WHAT IS BEING ASKED: Only a number is expected: how many lines in the data below contain the word "Microsoft".

ROWS:
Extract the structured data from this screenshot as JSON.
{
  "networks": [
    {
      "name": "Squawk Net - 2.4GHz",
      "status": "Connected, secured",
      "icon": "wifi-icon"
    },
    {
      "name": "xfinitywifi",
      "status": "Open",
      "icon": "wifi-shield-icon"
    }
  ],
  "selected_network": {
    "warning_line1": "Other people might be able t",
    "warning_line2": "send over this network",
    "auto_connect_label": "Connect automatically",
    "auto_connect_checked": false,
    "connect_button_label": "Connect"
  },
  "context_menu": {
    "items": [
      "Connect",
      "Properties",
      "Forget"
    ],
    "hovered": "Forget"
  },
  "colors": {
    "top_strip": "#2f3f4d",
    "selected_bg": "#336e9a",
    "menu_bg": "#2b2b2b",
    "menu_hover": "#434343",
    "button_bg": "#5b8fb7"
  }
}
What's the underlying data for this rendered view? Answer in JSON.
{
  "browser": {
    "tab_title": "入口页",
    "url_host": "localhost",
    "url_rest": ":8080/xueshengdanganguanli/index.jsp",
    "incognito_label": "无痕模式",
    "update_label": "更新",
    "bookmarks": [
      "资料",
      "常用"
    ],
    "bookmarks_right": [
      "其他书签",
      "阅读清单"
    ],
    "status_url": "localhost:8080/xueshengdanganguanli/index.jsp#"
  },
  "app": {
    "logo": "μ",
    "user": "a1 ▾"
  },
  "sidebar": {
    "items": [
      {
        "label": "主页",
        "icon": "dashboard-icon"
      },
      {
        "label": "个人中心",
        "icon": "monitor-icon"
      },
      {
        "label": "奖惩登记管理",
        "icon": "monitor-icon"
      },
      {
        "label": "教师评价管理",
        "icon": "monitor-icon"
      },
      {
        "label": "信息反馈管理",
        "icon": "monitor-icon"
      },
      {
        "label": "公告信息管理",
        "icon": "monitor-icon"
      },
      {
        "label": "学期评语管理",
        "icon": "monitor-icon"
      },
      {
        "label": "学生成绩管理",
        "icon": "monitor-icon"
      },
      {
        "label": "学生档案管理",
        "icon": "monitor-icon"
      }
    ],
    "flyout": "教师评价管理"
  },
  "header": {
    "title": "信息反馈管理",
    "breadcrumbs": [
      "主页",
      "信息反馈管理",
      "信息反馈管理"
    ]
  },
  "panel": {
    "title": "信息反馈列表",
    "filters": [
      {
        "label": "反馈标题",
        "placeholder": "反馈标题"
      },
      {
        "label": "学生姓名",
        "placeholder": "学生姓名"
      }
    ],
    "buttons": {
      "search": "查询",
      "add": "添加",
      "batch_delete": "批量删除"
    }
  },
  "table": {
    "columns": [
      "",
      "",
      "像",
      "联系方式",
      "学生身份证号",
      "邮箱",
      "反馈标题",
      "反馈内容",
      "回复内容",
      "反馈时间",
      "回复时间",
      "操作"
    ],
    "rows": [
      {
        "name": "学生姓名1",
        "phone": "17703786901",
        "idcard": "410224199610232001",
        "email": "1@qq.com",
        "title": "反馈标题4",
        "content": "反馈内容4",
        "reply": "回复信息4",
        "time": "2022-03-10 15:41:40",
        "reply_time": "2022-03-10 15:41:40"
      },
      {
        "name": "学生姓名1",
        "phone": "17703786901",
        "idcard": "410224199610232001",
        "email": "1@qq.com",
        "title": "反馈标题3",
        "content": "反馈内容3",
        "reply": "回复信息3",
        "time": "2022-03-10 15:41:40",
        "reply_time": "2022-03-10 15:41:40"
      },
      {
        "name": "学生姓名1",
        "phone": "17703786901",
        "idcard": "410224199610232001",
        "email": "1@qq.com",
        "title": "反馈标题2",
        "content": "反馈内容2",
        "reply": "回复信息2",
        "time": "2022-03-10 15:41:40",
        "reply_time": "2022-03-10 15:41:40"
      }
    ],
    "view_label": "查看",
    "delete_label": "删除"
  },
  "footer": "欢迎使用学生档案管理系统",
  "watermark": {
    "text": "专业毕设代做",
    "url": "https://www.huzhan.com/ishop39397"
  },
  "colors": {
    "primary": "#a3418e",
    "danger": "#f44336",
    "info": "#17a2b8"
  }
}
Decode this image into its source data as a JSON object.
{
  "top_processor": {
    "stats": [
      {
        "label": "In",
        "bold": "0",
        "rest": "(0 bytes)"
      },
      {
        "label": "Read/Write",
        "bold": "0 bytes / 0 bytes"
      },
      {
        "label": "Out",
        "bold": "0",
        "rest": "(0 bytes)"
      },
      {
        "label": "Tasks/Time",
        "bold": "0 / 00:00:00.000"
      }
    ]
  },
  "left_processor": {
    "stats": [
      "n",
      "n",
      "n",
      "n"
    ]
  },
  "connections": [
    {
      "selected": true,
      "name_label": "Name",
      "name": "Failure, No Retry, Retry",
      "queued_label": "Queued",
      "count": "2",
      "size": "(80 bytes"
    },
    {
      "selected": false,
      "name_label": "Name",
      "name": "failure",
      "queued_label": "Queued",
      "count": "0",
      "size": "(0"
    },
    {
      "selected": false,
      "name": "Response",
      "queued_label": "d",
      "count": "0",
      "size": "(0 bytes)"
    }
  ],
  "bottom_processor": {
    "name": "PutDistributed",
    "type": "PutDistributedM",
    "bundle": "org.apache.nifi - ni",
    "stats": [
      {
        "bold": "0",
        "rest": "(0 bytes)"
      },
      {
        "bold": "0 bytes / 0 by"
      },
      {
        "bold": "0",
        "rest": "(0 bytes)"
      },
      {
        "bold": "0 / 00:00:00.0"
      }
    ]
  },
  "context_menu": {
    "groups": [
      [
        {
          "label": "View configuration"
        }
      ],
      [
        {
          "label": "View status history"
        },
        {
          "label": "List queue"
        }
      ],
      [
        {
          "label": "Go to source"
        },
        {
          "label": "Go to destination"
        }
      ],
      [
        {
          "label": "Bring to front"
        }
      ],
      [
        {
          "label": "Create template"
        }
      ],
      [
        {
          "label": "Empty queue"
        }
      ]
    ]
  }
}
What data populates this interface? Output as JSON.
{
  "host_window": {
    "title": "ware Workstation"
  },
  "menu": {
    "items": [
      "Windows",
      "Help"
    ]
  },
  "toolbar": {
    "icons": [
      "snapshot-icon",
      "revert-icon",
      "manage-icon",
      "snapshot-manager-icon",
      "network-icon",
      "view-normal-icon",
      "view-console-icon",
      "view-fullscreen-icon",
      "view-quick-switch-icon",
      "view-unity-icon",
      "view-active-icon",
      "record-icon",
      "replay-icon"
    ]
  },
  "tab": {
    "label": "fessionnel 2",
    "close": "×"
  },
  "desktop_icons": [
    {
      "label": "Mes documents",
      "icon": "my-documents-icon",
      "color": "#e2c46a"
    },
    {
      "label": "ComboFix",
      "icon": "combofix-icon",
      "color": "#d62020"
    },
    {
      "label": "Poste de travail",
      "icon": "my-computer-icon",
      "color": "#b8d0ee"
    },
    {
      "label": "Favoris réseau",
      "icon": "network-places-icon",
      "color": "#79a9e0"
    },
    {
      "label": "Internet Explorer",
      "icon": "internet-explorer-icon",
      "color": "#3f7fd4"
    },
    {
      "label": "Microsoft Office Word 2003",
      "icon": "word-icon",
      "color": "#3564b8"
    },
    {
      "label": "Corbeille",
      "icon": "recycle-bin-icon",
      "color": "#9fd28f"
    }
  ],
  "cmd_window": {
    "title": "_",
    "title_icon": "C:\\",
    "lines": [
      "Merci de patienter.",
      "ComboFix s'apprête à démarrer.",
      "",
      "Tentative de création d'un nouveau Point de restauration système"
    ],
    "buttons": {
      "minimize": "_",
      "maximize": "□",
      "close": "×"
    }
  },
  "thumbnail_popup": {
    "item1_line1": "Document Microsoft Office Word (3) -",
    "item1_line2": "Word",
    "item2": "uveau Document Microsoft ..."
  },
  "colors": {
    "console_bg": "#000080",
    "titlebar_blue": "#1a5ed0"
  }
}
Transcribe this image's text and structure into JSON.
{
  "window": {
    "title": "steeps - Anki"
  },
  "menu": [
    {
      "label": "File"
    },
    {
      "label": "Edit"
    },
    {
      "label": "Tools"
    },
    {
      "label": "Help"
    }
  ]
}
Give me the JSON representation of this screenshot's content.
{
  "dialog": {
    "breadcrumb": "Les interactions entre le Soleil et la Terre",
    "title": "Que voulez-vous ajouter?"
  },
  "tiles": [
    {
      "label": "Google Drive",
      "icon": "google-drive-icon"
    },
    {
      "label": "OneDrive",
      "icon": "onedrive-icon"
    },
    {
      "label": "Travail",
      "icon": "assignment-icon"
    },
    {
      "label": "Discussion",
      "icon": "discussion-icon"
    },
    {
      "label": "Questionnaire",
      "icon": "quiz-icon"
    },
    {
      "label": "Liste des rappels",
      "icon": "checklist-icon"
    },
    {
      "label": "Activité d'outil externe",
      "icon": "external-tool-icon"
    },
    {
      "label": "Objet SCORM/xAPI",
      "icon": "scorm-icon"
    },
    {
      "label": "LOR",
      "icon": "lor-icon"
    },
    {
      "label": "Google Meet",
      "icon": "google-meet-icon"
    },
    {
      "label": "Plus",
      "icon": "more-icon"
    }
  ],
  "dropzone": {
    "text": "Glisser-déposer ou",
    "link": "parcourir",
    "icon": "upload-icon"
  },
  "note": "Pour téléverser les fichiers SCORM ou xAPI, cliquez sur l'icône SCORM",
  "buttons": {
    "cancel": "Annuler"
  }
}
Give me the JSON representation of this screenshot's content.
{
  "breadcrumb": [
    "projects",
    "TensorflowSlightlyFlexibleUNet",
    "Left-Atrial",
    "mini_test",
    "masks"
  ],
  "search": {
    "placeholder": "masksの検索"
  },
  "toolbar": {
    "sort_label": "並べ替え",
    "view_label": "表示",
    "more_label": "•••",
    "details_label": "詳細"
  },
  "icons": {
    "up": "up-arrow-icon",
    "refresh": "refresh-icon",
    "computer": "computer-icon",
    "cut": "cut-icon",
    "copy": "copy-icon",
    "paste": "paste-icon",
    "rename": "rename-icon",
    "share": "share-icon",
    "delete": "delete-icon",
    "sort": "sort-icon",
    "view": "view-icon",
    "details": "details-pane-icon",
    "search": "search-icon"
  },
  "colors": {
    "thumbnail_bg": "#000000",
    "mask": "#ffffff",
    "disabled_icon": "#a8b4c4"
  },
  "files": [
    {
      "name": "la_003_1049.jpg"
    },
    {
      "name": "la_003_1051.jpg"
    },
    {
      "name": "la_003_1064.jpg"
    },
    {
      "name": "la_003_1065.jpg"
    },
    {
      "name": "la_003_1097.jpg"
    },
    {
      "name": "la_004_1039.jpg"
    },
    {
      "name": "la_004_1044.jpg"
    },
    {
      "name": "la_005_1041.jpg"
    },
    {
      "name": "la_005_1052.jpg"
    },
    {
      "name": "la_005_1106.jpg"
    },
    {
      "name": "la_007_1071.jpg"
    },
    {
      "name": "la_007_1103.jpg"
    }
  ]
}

WORKED ANSWER: 3